## Set task:
Look through the data below. Pick out the lines holding the string "SAWS".

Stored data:
'''

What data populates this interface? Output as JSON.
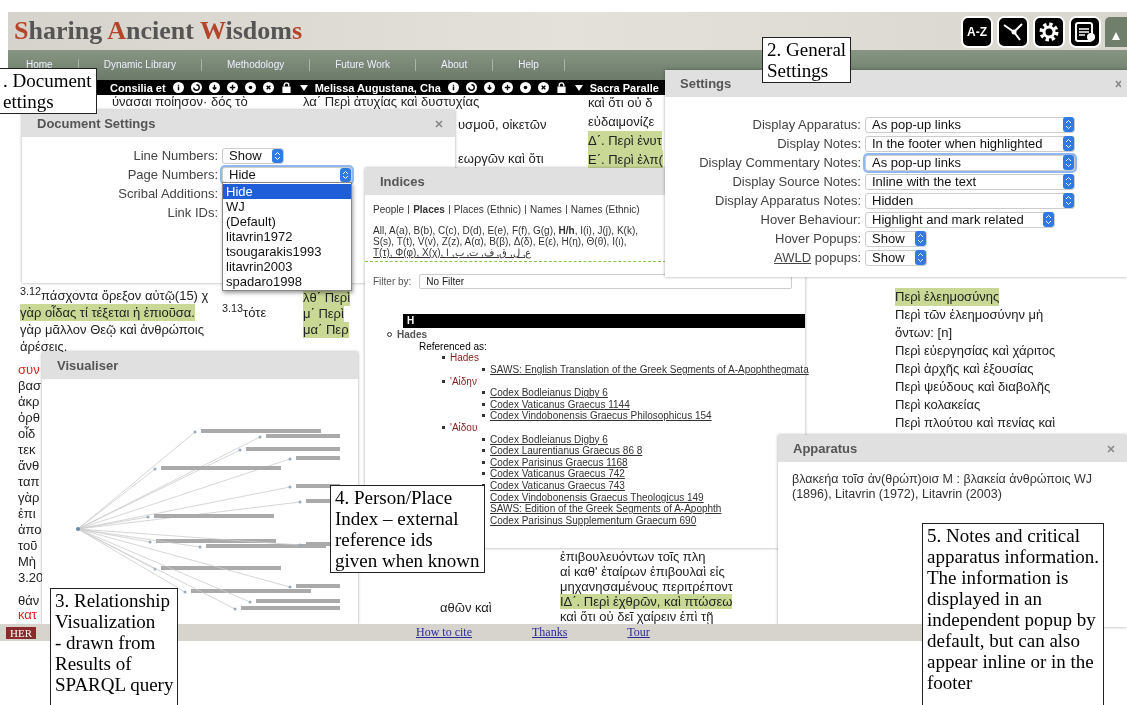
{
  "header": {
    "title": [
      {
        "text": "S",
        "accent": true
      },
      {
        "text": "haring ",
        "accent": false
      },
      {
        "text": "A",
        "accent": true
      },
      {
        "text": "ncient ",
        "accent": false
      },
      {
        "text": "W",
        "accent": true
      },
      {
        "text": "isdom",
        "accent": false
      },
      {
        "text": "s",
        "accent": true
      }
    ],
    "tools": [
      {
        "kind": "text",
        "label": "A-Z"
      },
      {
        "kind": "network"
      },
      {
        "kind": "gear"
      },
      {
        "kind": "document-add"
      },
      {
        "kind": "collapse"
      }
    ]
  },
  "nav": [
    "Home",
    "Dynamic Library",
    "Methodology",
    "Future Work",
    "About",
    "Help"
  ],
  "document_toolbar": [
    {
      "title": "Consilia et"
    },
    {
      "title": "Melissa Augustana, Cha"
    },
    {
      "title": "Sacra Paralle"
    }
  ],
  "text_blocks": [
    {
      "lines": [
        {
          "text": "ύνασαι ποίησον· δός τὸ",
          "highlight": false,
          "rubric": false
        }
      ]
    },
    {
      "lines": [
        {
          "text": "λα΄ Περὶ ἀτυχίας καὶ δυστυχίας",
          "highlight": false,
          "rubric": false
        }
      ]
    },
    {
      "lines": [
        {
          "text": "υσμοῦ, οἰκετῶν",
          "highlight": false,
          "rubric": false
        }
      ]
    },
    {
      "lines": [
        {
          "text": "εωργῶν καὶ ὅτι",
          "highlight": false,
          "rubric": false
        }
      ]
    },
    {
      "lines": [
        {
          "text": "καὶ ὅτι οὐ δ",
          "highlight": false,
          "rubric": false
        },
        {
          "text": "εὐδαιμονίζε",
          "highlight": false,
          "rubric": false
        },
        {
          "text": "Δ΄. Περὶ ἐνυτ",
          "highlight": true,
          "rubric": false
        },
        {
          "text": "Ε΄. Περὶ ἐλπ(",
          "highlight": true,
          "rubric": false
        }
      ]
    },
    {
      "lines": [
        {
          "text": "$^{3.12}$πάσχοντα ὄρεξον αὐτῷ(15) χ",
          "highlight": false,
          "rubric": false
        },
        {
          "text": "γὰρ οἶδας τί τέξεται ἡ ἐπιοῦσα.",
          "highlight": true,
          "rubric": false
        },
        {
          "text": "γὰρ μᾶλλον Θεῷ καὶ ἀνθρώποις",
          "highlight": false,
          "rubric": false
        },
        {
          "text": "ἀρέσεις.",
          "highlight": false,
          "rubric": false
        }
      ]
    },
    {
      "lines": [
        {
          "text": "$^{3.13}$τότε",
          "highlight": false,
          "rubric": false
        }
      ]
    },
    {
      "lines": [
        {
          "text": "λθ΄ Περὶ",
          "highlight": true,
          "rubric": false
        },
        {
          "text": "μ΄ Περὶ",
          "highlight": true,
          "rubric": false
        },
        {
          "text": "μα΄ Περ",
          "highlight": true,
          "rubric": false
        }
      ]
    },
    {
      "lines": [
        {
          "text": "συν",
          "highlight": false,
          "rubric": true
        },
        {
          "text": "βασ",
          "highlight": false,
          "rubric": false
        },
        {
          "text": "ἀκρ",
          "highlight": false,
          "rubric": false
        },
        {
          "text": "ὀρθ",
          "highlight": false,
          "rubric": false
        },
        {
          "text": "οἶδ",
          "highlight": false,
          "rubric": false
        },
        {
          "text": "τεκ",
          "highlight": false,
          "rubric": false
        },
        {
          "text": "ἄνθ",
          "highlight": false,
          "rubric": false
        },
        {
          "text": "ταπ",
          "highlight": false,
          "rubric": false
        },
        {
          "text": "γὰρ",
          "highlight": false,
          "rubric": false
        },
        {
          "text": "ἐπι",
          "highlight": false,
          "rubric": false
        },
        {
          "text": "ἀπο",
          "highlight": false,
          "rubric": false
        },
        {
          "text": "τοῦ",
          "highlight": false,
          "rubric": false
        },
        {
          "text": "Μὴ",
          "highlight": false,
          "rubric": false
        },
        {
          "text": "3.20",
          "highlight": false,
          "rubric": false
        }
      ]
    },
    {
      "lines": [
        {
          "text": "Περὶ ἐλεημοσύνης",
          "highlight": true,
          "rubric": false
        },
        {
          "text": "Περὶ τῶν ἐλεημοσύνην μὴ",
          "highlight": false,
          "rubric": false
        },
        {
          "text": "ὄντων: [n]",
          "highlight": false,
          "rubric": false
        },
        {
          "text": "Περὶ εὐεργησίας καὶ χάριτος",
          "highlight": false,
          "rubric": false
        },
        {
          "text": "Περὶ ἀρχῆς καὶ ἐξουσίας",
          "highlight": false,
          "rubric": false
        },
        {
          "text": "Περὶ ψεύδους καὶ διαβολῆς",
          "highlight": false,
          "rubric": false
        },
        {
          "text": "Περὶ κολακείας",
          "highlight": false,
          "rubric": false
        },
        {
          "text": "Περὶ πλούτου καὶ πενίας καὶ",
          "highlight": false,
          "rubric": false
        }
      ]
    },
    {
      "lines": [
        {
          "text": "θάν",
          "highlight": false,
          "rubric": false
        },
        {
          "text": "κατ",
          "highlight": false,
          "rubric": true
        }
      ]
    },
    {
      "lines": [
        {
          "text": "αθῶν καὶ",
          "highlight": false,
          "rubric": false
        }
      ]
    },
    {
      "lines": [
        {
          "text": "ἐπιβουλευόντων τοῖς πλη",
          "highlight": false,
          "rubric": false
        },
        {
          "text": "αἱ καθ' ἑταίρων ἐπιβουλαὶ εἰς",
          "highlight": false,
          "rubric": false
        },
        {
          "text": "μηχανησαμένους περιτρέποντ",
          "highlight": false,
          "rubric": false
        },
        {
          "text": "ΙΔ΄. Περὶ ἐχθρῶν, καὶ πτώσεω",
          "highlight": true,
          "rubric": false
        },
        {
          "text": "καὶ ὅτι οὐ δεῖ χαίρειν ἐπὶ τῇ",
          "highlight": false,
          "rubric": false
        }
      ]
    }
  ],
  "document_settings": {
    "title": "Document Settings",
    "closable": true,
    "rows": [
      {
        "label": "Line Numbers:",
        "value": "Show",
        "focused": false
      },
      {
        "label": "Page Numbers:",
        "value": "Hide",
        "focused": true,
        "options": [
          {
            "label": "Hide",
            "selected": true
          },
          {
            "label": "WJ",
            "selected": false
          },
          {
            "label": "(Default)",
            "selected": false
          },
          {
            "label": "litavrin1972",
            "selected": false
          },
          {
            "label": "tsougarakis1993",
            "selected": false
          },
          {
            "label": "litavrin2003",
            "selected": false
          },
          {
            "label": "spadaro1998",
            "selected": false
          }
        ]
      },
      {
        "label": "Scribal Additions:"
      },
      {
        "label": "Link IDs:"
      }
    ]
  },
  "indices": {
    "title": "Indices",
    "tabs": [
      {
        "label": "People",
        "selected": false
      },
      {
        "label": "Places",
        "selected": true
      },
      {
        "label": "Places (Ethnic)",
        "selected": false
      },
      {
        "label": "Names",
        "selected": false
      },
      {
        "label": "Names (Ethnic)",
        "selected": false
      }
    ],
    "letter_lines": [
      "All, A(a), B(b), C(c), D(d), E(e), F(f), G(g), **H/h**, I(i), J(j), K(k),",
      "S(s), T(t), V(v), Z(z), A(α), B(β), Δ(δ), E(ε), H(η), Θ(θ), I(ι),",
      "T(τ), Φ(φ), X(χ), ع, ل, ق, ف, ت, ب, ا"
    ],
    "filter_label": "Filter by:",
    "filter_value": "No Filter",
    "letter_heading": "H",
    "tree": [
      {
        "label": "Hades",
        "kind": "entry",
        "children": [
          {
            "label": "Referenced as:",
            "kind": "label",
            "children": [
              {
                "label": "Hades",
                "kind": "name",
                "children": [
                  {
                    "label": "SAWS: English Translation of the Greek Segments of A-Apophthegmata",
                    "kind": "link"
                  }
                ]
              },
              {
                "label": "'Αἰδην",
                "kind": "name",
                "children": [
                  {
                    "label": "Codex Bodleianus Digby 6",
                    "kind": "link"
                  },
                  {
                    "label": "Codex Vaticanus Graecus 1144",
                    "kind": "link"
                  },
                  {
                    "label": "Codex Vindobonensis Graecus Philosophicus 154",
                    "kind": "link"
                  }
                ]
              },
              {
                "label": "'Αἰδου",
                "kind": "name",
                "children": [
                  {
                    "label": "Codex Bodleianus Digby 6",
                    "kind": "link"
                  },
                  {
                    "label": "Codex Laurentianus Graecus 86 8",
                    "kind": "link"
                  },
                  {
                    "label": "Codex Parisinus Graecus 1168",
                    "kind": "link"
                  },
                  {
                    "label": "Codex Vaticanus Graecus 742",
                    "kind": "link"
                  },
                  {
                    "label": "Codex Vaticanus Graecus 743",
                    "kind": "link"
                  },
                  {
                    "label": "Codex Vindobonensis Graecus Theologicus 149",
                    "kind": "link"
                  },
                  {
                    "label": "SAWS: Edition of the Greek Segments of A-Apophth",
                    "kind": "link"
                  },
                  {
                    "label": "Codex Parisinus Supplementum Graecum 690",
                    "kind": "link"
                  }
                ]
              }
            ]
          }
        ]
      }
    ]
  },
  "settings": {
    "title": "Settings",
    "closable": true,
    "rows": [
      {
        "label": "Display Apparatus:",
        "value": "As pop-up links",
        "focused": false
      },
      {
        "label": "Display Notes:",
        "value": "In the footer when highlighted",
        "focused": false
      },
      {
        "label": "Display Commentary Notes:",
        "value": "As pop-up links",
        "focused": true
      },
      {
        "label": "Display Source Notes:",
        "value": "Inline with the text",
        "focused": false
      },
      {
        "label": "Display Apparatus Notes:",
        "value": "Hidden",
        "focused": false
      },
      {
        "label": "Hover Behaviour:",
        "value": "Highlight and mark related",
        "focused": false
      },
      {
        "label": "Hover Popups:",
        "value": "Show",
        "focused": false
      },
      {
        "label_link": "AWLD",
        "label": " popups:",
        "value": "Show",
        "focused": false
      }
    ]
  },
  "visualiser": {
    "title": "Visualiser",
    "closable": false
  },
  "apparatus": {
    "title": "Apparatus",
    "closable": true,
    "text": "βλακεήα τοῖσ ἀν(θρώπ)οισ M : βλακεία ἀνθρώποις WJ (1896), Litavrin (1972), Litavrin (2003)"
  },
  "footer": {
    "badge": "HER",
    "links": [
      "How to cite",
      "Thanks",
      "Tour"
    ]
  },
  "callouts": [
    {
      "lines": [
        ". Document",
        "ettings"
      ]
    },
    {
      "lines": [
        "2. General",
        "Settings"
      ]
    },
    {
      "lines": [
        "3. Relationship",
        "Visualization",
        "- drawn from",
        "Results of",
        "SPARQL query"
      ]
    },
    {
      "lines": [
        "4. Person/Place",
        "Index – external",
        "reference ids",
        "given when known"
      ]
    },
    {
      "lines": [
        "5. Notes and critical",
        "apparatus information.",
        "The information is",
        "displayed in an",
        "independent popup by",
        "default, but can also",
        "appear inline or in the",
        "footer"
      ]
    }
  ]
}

'''

## Right answer:
                    "label": "SAWS: English Translation of the Greek Segments of A-Apophthegmata",
                    "label": "SAWS: Edition of the Greek Segments of A-Apophth",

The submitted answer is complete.